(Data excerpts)
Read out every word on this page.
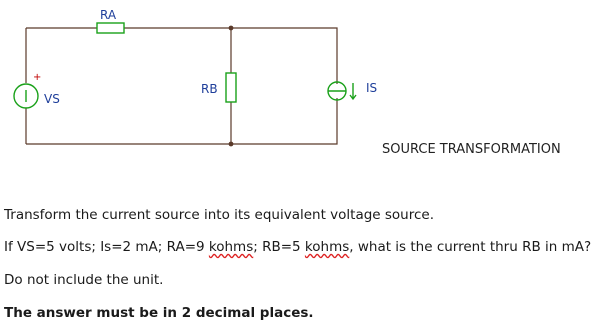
RA
RB
+
VS
IS
SOURCE TRANSFORMATION
Transform the current source into its equivalent voltage source.
If VS=5 volts; Is=2 mA; RA=9 kohms; RB=5 kohms, what is the current thru RB in mA?
Do not include the unit.
The answer must be in 2 decimal places.
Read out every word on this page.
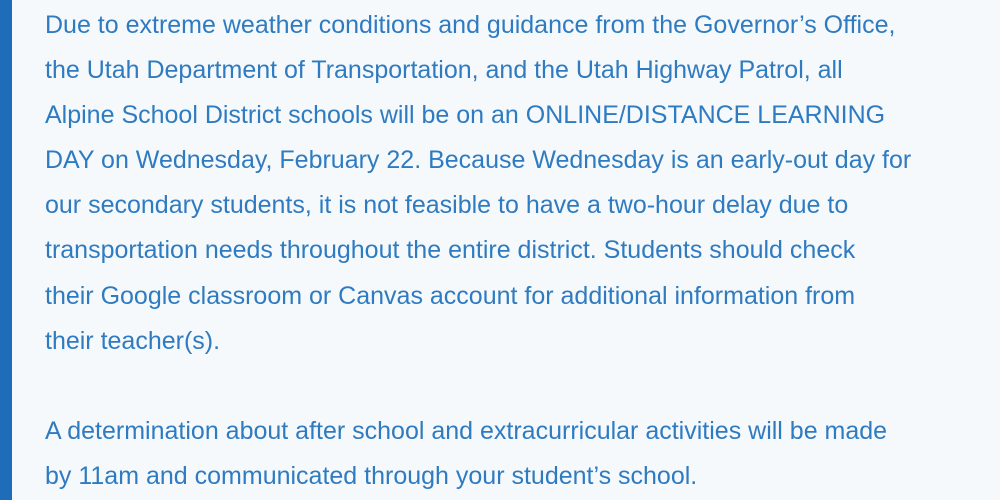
Due to extreme weather conditions and guidance from the Governor’s Office,
the Utah Department of Transportation, and the Utah Highway Patrol, all
Alpine School District schools will be on an ONLINE/DISTANCE LEARNING
DAY on Wednesday, February 22. Because Wednesday is an early-out day for
our secondary students, it is not feasible to have a two-hour delay due to
transportation needs throughout the entire district. Students should check
their Google classroom or Canvas account for additional information from
their teacher(s).
A determination about after school and extracurricular activities will be made
by 11am and communicated through your student’s school.
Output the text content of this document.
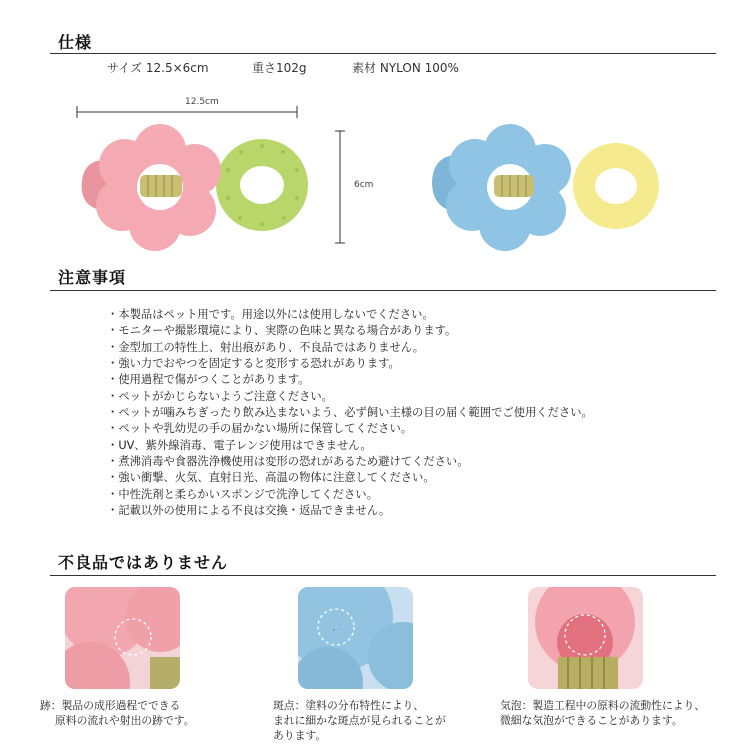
仕様
サイズ 12.5×6cm	重さ102g	素材 NYLON 100%
12.5cm
6cm
注意事項
・ 本製品はペット用です。用途以外には使用しないでください。
・ モニターや撮影環境により、実際の色味と異なる場合があります。
・ 金型加工の特性上、射出痕があり、不良品ではありません。
・ 強い力でおやつを固定すると変形する恐れがあります。
・ 使用過程で傷がつくことがあります。
・ ペットがかじらないようご注意ください。
・ ペットが噛みちぎったり飲み込まないよう、必ず飼い主様の目の届く範囲でご使用ください。
・ ペットや乳幼児の手の届かない場所に保管してください。
・ UV、紫外線消毒、電子レンジ使用はできません。
・ 煮沸消毒や食器洗浄機使用は変形の恐れがあるため避けてください。
・ 強い衝撃、火気、直射日光、高温の物体に注意してください。
・ 中性洗剤と柔らかいスポンジで洗浄してください。
・ 記載以外の使用による不良は交換・返品できません。
不良品ではありません
跡：製品の成形過程でできる
原料の流れや射出の跡です。
斑点：塗料の分布特性により、
まれに細かな斑点が見られることが
あります。
気泡：製造工程中の原料の流動性により、
微細な気泡ができることがあります。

SHORT PROBLEM – All entries are to be retyped exactly. Omit any embedded images.

RESPONSE FOR THIS EXERCISE –
Read out every word on this page.
RA
RB
+
VS
IS
SOURCE TRANSFORMATION
Transform the current source into its equivalent voltage source.
If VS=5 volts; Is=2 mA; RA=9 kohms; RB=5 kohms, what is the current thru RB in mA?
Do not include the unit.
The answer must be in 2 decimal places.
Read out every word on this page.
Due to extreme weather conditions and guidance from the Governor’s Office,
the Utah Department of Transportation, and the Utah Highway Patrol, all
Alpine School District schools will be on an ONLINE/DISTANCE LEARNING
DAY on Wednesday, February 22. Because Wednesday is an early-out day for
our secondary students, it is not feasible to have a two-hour delay due to
transportation needs throughout the entire district. Students should check
their Google classroom or Canvas account for additional information from
their teacher(s).
A determination about after school and extracurricular activities will be made
by 11am and communicated through your student’s school.
Output the text content of this document.
仕様
サイズ 12.5×6cm	重さ102g	素材 NYLON 100%
12.5cm
6cm
注意事項
・ 本製品はペット用です。用途以外には使用しないでください。
・ モニターや撮影環境により、実際の色味と異なる場合があります。
・ 金型加工の特性上、射出痕があり、不良品ではありません。
・ 強い力でおやつを固定すると変形する恐れがあります。
・ 使用過程で傷がつくことがあります。
・ ペットがかじらないようご注意ください。
・ ペットが噛みちぎったり飲み込まないよう、必ず飼い主様の目の届く範囲でご使用ください。
・ ペットや乳幼児の手の届かない場所に保管してください。
・ UV、紫外線消毒、電子レンジ使用はできません。
・ 煮沸消毒や食器洗浄機使用は変形の恐れがあるため避けてください。
・ 強い衝撃、火気、直射日光、高温の物体に注意してください。
・ 中性洗剤と柔らかいスポンジで洗浄してください。
・ 記載以外の使用による不良は交換・返品できません。
不良品ではありません
跡：製品の成形過程でできる
原料の流れや射出の跡です。
斑点：塗料の分布特性により、
まれに細かな斑点が見られることが
あります。
気泡：製造工程中の原料の流動性により、
微細な気泡ができることがあります。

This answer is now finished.